Dataset items:
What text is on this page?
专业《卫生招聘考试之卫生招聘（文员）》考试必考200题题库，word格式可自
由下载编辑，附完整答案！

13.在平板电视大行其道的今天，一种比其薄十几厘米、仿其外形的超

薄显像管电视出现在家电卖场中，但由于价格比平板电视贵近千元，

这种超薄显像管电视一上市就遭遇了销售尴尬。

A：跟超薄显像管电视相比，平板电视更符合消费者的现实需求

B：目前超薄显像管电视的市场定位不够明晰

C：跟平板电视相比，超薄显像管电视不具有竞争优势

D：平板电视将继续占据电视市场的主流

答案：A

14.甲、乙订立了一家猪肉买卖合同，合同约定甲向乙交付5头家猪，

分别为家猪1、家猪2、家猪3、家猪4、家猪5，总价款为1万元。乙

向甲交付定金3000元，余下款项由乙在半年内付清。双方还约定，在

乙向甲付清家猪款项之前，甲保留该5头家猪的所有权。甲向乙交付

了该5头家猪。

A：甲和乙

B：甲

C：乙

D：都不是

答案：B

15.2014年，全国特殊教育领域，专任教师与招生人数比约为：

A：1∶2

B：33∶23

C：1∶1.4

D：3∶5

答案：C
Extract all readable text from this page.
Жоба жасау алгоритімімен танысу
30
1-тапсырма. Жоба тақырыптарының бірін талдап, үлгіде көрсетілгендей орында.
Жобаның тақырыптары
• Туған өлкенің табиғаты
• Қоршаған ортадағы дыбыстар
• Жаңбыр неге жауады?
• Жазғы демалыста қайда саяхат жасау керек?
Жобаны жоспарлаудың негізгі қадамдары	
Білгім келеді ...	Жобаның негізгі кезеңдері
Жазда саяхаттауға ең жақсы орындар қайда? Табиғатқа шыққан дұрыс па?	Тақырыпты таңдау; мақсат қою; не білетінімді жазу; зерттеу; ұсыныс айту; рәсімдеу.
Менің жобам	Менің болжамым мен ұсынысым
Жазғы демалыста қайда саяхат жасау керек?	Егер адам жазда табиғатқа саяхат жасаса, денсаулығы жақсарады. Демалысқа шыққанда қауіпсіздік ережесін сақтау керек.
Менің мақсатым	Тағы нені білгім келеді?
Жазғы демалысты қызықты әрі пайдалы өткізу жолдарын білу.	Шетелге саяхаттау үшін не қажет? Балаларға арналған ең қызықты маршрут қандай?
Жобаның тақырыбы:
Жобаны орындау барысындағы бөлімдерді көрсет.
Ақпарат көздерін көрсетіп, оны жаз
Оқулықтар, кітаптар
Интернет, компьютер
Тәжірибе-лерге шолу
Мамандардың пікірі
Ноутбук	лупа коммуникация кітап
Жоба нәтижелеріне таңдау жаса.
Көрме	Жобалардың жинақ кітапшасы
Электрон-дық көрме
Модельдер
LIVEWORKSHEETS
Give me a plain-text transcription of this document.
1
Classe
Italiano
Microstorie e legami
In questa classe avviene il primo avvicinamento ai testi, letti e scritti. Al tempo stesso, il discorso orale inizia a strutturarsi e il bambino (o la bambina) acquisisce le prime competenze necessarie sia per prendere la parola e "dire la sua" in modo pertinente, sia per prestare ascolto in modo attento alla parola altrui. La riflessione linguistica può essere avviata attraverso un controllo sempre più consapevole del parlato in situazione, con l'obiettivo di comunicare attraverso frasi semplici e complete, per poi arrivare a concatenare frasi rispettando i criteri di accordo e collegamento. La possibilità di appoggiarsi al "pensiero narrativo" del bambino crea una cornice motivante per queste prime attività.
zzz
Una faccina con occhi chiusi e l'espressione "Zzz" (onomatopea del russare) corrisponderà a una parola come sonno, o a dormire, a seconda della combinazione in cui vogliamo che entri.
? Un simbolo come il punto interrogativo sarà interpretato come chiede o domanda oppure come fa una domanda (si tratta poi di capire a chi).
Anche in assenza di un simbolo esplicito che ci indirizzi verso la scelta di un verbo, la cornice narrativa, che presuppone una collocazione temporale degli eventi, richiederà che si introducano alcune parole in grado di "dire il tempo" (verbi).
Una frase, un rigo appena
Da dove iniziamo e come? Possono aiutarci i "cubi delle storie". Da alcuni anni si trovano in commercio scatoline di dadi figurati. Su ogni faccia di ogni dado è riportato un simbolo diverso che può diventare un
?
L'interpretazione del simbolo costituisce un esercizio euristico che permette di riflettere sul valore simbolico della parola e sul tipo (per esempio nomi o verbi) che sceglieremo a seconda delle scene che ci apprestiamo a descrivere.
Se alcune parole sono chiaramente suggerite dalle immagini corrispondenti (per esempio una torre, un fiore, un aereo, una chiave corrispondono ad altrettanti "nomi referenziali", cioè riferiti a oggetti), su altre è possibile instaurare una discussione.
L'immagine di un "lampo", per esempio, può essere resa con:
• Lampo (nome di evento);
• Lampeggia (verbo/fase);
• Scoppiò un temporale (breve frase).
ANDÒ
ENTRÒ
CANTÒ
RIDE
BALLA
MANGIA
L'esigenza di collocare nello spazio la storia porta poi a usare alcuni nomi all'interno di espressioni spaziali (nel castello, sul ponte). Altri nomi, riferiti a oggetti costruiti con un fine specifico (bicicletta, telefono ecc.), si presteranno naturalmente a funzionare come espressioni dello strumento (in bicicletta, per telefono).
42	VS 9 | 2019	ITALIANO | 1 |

> [Task brief] Copy each line of the listing that holds the word "parole".

> [Output for this task]
Anche in assenza di un simbolo esplicito che ci indirizzi verso la scelta di un verbo, la cornice narrativa, che presuppone una collocazione temporale degli eventi, richiederà che si introducano alcune parole in grado di "dire il tempo" (verbi).
Se alcune parole sono chiaramente suggerite dalle immagini corrispondenti (per esempio una torre, un fiore, un aereo, una chiave corrispondono ad altrettanti "nomi referenziali", cioè riferiti a oggetti), su altre è possibile instaurare una discussione.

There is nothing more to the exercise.